____ TEXT TO READ

Re: Machine Learning With Cassandra

Posted by "Adaryl \"Bob\" Wakefield, MBA" <ad...@hotmail.com>.

Ahh thanks. Yeah my searches for “machine learning with Cassandra” were not turning up much useful stuff.

Adaryl "Bob" Wakefield, MBA
Principal
Mass Street Analytics
913.938.6685
www.linkedin.com/in/bobwakefieldmba
Twitter: @BobLovesData

From: James Horey 
Sent: Saturday, August 30, 2014 3:34 PM
To: user@cassandra.apache.org 
Subject: Re: Machine Learning With Cassandra

If you want distributed machine learning, you can use either Mahout (runs on Hadoop) or Spark (MLLib). If you choose the Hadoop route, Datastax provides a connector (CFS) to interact with data stored in Cassandra. Otherwise you can try to use the Cassandra InputFormat (not as simple, but plenty of people use it).

________

# [PROBLEM DESCRIPTION]
Reproduce the mailing-list reply about machine learning with Cassandra word for word, from its subject line through its final sentence.

____ INFORMATION PROVIDED

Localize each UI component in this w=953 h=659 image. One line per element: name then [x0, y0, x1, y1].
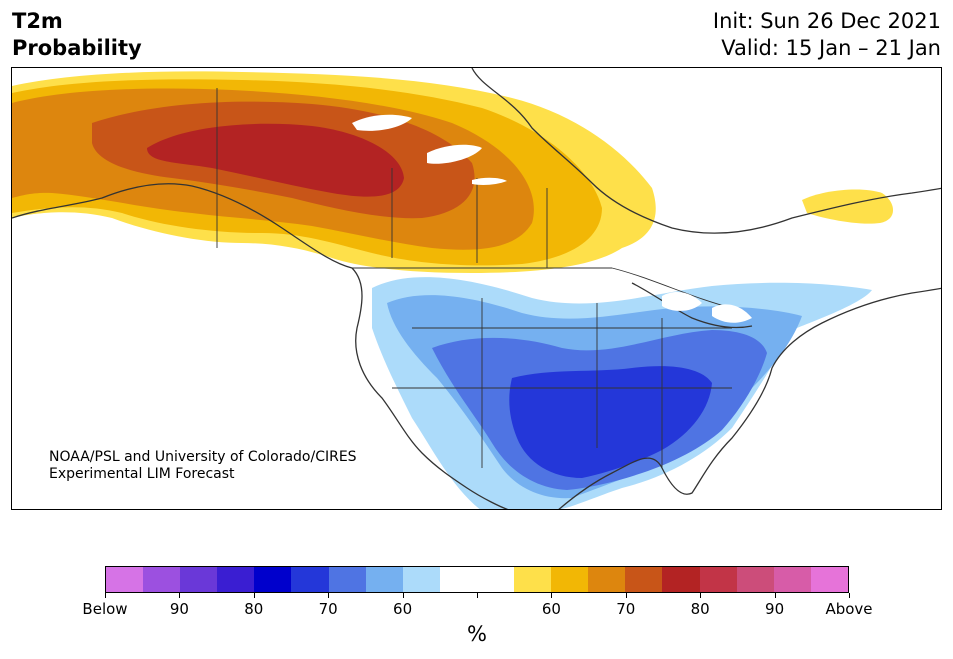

________

# [OUTPUT FOR THIS EXERCISE]
Re: Machine Learning With Cassandra

Posted by "Adaryl \"Bob\" Wakefield, MBA" <ad...@hotmail.com>.

Ahh thanks. Yeah my searches for “machine learning with Cassandra” were not turning up much useful stuff.

Adaryl "Bob" Wakefield, MBA
Principal
Mass Street Analytics
913.938.6685
www.linkedin.com/in/bobwakefieldmba
Twitter: @BobLovesData

From: James Horey 
Sent: Saturday, August 30, 2014 3:34 PM
To: user@cassandra.apache.org 
Subject: Re: Machine Learning With Cassandra

If you want distributed machine learning, you can use either Mahout (runs on Hadoop) or Spark (MLLib). If you choose the Hadoop route, Datastax provides a connector (CFS) to interact with data stored in Cassandra. Otherwise you can try to use the Cassandra InputFormat (not as simple, but plenty of people use it).